#### Your task
Pull out the lines of the listing below word for word. Start at its first line and stop after the line that contains "part-c-heading: c) Evaluate".

#### The records
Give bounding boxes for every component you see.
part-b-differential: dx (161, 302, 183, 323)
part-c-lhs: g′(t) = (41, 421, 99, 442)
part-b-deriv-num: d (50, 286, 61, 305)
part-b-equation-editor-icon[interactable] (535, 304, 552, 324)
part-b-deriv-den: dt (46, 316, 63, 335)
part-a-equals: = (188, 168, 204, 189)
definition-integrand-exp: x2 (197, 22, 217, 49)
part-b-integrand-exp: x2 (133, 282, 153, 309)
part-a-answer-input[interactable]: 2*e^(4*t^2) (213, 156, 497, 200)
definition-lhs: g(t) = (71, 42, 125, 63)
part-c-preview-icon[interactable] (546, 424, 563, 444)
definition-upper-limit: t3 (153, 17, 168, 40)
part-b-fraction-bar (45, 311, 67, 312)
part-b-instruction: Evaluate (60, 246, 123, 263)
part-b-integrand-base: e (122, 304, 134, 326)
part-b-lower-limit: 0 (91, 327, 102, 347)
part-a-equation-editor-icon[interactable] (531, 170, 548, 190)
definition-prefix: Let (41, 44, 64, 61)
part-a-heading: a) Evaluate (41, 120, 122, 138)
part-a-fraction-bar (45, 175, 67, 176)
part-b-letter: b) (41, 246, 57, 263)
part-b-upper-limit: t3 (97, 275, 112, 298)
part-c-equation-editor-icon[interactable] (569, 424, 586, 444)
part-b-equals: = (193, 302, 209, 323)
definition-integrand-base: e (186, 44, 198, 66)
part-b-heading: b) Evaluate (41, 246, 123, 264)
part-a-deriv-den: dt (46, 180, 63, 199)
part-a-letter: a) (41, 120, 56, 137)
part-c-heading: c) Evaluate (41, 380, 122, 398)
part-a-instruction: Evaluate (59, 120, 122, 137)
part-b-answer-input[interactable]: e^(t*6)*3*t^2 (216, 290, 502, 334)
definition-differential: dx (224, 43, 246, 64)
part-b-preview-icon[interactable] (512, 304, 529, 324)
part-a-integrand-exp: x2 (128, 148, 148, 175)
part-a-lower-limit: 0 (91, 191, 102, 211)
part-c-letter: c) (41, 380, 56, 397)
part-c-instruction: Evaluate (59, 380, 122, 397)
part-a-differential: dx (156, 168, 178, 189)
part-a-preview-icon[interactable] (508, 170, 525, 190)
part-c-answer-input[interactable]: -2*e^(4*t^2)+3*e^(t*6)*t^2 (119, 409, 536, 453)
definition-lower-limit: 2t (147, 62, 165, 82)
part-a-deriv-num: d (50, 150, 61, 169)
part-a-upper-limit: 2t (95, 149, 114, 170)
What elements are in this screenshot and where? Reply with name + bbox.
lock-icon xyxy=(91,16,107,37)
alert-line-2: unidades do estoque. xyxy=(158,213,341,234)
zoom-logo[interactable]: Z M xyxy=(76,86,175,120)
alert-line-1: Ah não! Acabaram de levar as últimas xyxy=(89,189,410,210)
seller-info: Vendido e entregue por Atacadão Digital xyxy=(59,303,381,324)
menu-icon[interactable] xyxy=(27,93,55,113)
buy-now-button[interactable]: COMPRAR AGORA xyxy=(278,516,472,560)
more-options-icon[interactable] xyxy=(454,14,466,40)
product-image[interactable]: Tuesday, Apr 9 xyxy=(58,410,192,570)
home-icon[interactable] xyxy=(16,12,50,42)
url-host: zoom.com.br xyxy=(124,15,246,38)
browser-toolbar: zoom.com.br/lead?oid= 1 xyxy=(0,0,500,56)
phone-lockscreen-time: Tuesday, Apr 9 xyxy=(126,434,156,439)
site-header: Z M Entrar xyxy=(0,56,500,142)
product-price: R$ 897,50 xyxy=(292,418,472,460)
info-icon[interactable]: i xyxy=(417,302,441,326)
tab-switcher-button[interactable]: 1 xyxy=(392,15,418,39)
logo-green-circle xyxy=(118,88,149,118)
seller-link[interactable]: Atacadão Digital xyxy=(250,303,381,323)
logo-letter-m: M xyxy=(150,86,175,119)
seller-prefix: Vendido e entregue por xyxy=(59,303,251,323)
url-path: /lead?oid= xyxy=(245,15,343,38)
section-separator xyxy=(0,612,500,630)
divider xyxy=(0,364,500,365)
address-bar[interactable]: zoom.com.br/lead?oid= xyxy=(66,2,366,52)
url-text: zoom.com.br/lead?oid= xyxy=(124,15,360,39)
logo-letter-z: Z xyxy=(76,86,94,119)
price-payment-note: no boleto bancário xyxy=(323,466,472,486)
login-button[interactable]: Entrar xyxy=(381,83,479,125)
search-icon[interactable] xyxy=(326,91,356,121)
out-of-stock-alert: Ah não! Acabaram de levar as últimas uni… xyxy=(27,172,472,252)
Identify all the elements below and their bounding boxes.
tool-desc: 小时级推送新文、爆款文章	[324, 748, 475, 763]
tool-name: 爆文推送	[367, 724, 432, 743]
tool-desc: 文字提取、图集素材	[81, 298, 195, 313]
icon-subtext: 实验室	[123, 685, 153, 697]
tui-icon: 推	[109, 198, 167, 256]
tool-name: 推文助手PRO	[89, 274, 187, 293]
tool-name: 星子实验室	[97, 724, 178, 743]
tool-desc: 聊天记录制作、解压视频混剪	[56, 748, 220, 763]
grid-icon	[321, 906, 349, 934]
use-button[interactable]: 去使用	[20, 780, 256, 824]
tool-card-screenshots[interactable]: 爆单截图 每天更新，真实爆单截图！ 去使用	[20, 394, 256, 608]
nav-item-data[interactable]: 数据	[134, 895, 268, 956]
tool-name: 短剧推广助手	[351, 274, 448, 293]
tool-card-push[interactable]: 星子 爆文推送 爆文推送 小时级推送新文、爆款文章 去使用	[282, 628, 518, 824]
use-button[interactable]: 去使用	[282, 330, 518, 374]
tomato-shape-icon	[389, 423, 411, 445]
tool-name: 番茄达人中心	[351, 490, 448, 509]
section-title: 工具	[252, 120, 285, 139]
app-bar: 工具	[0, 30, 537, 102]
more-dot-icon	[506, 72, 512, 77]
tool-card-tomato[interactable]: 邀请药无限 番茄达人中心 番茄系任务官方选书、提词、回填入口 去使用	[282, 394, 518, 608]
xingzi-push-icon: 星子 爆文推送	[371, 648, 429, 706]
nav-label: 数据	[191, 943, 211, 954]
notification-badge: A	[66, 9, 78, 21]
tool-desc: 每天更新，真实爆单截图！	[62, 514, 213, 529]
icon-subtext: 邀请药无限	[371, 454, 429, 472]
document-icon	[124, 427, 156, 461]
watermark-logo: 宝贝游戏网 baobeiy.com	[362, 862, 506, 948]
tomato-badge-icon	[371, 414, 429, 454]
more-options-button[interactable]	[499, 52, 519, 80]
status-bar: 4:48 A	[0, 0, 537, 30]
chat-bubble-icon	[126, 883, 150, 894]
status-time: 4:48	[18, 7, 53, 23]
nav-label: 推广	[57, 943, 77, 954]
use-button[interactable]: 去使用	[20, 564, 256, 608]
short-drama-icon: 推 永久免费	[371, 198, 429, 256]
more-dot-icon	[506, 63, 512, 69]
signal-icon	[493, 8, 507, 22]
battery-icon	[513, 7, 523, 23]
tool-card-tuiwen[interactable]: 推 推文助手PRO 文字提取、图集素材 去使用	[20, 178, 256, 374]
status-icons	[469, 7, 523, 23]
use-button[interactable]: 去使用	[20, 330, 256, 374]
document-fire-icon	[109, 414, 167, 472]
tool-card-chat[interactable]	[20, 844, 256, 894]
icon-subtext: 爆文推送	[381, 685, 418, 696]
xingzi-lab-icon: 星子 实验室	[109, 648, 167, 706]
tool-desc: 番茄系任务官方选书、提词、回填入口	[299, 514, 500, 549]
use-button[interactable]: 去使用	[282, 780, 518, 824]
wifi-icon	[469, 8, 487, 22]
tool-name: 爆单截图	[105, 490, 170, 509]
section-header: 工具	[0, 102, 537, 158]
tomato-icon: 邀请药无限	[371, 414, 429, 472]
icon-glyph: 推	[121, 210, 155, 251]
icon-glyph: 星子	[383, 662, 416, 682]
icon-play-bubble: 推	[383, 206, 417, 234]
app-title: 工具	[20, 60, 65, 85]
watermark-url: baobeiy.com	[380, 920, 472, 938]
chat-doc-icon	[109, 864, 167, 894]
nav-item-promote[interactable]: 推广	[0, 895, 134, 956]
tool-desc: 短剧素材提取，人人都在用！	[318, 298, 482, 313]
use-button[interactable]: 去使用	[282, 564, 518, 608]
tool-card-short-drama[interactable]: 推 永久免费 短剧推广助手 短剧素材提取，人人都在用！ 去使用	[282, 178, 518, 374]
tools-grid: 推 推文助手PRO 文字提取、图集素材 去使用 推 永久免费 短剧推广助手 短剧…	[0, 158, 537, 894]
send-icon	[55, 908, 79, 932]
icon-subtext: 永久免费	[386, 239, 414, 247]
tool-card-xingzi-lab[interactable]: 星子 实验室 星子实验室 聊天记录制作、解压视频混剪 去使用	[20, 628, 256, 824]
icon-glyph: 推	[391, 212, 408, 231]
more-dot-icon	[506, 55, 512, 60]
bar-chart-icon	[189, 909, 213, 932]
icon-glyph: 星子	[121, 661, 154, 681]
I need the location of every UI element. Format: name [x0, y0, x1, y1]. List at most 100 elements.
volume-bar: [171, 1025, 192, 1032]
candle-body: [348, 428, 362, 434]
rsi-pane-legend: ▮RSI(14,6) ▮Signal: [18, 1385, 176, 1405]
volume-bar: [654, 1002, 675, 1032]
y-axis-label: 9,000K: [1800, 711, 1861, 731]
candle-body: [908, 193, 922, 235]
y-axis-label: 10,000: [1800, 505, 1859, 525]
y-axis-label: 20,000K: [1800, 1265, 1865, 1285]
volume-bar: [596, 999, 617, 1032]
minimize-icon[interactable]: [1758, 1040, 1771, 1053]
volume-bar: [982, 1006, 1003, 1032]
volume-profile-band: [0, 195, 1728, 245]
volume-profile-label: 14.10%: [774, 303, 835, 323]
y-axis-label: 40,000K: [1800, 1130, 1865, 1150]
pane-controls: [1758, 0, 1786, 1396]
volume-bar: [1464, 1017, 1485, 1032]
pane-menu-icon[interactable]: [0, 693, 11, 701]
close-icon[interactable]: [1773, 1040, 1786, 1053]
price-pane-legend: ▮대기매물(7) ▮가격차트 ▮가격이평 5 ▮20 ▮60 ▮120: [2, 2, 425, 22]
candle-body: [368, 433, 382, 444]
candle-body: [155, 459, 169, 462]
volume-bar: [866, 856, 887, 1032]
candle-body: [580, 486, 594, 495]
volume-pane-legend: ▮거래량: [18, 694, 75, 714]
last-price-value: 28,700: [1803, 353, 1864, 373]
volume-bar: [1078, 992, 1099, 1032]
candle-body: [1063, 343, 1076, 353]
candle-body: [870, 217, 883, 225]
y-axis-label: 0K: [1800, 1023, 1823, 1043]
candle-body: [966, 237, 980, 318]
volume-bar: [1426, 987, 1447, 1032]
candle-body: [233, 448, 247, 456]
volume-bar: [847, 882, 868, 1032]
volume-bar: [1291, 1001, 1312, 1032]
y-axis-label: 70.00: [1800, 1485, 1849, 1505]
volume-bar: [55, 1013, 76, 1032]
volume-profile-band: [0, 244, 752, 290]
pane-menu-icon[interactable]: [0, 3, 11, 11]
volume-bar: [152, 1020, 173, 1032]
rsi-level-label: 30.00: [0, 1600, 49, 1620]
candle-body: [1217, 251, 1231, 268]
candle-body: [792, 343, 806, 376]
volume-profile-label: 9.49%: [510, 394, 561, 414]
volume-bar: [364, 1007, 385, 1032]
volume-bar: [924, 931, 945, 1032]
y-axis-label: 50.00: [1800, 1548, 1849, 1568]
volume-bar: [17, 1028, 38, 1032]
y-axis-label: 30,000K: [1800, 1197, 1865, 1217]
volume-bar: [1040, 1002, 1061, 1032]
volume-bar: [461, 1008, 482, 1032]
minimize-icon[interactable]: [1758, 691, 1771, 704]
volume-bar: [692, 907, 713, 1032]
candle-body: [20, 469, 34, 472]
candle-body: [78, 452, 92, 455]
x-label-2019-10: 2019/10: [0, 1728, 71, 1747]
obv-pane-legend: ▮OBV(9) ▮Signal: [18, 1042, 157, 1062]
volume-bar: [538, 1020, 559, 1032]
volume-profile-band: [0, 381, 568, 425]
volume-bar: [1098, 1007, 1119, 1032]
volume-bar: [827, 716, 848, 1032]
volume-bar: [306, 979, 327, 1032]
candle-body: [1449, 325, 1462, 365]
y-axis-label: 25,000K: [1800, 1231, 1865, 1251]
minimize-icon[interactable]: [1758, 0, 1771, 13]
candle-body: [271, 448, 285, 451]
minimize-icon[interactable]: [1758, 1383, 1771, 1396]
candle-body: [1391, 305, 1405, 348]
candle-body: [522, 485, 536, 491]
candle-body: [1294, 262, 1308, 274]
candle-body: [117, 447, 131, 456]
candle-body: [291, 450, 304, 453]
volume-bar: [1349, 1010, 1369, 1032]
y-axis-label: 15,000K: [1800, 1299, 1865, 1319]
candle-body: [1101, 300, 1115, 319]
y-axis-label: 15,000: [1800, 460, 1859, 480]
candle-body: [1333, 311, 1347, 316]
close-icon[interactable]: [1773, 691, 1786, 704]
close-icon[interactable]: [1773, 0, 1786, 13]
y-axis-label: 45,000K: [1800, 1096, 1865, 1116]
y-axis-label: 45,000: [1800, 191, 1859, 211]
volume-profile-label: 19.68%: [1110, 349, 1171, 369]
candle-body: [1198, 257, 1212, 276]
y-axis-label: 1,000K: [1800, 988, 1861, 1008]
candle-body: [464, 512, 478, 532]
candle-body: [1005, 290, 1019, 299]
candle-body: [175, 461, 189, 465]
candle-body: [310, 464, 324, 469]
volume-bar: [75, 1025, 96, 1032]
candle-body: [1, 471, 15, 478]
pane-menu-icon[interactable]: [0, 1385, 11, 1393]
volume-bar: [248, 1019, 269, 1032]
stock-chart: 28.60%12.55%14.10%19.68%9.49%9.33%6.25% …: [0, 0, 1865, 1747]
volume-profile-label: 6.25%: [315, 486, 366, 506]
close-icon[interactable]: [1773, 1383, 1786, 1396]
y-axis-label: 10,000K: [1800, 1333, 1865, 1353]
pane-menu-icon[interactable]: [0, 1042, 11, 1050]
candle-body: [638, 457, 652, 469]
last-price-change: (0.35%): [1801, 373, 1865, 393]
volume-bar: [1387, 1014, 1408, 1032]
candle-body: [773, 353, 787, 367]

#### Task response
Give bounding boxes for every component you see.
part-b-differential: dx (161, 302, 183, 323)
part-c-lhs: g′(t) = (41, 421, 99, 442)
part-b-deriv-num: d (50, 286, 61, 305)
part-b-equation-editor-icon[interactable] (535, 304, 552, 324)
part-b-deriv-den: dt (46, 316, 63, 335)
part-a-equals: = (188, 168, 204, 189)
definition-integrand-exp: x2 (197, 22, 217, 49)
part-b-integrand-exp: x2 (133, 282, 153, 309)
part-a-answer-input[interactable]: 2*e^(4*t^2) (213, 156, 497, 200)
definition-lhs: g(t) = (71, 42, 125, 63)
part-c-preview-icon[interactable] (546, 424, 563, 444)
definition-upper-limit: t3 (153, 17, 168, 40)
part-b-fraction-bar (45, 311, 67, 312)
part-b-instruction: Evaluate (60, 246, 123, 263)
part-b-integrand-base: e (122, 304, 134, 326)
part-b-lower-limit: 0 (91, 327, 102, 347)
part-a-equation-editor-icon[interactable] (531, 170, 548, 190)
definition-prefix: Let (41, 44, 64, 61)
part-a-heading: a) Evaluate (41, 120, 122, 138)
part-a-fraction-bar (45, 175, 67, 176)
part-b-letter: b) (41, 246, 57, 263)
part-b-upper-limit: t3 (97, 275, 112, 298)
part-c-equation-editor-icon[interactable] (569, 424, 586, 444)
part-b-equals: = (193, 302, 209, 323)
definition-integrand-base: e (186, 44, 198, 66)
part-b-heading: b) Evaluate (41, 246, 123, 264)
part-a-deriv-den: dt (46, 180, 63, 199)
part-a-letter: a) (41, 120, 56, 137)
part-c-heading: c) Evaluate (41, 380, 122, 398)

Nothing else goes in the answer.